- SHORT PROBLEM -
Extract the whole listing as it stands. Do not include the pictures.
++++
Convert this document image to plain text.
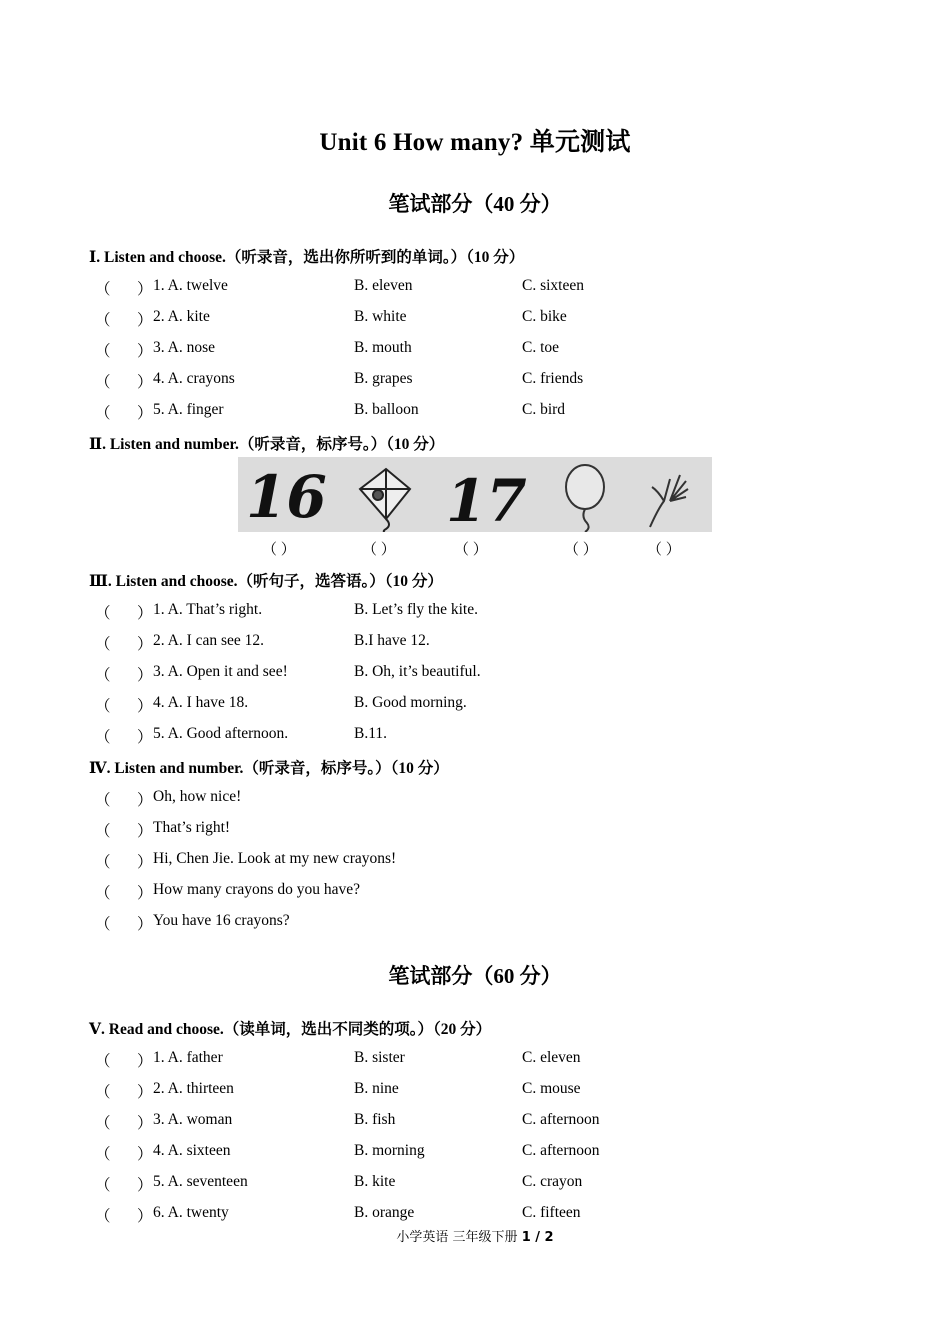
Unit 6 How many? 单元测试
笔试部分（40 分）
Ⅰ. Listen and choose.（听录音，选出你所听到的单词。）（10 分）
（ ） 1. A. twelve	B. eleven	C. sixteen
（ ） 2. A. kite	B. white	C. bike
（ ） 3. A. nose	B. mouth	C. toe
（ ） 4. A. crayons	B. grapes	C. friends
（ ） 5. A. finger	B. balloon	C. bird
Ⅱ. Listen and number.（听录音，标序号。）（10 分）
16 17
（ ）	（ ）	（ ）	（ ）	（ ）
Ⅲ. Listen and choose.（听句子，选答语。）（10 分）
（ ） 1. A. That’s right.	B. Let’s fly the kite.
（ ） 2. A. I can see 12.	B.I have 12.
（ ） 3. A. Open it and see!	B. Oh, it’s beautiful.
（ ） 4. A. I have 18.	B. Good morning.
（ ） 5. A. Good afternoon.	B.11.
Ⅳ. Listen and number.（听录音，标序号。）（10 分）
（ ） Oh, how nice!
（ ） That’s right!
（ ） Hi, Chen Jie. Look at my new crayons!
（ ） How many crayons do you have?
（ ） You have 16 crayons?
笔试部分（60 分）
Ⅴ. Read and choose.（读单词，选出不同类的项。）（20 分）
（ ） 1. A. father	B. sister	C. eleven
（ ） 2. A. thirteen	B. nine	C. mouse
（ ） 3. A. woman	B. fish	C. afternoon
（ ） 4. A. sixteen	B. morning	C. afternoon
（ ） 5. A. seventeen	B. kite	C. crayon
（ ） 6. A. twenty	B. orange	C. fifteen
小学英语 三年级下册 1 / 2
++++
- TASK RESPONSE -
Convert this document image to plain text.
Unit 6 How many? 单元测试
笔试部分（40 分）
Ⅰ. Listen and choose.（听录音，选出你所听到的单词。）（10 分）
（ ） 1. A. twelve	B. eleven	C. sixteen
（ ） 2. A. kite	B. white	C. bike
（ ） 3. A. nose	B. mouth	C. toe
（ ） 4. A. crayons	B. grapes	C. friends
（ ） 5. A. finger	B. balloon	C. bird
Ⅱ. Listen and number.（听录音，标序号。）（10 分）
16 17
（ ）	（ ）	（ ）	（ ）	（ ）
Ⅲ. Listen and choose.（听句子，选答语。）（10 分）
（ ） 1. A. That’s right.	B. Let’s fly the kite.
（ ） 2. A. I can see 12.	B.I have 12.
（ ） 3. A. Open it and see!	B. Oh, it’s beautiful.
（ ） 4. A. I have 18.	B. Good morning.
（ ） 5. A. Good afternoon.	B.11.
Ⅳ. Listen and number.（听录音，标序号。）（10 分）
（ ） Oh, how nice!
（ ） That’s right!
（ ） Hi, Chen Jie. Look at my new crayons!
（ ） How many crayons do you have?
（ ） You have 16 crayons?
笔试部分（60 分）
Ⅴ. Read and choose.（读单词，选出不同类的项。）（20 分）
（ ） 1. A. father	B. sister	C. eleven
（ ） 2. A. thirteen	B. nine	C. mouse
（ ） 3. A. woman	B. fish	C. afternoon
（ ） 4. A. sixteen	B. morning	C. afternoon
（ ） 5. A. seventeen	B. kite	C. crayon
（ ） 6. A. twenty	B. orange	C. fifteen
小学英语 三年级下册 1 / 2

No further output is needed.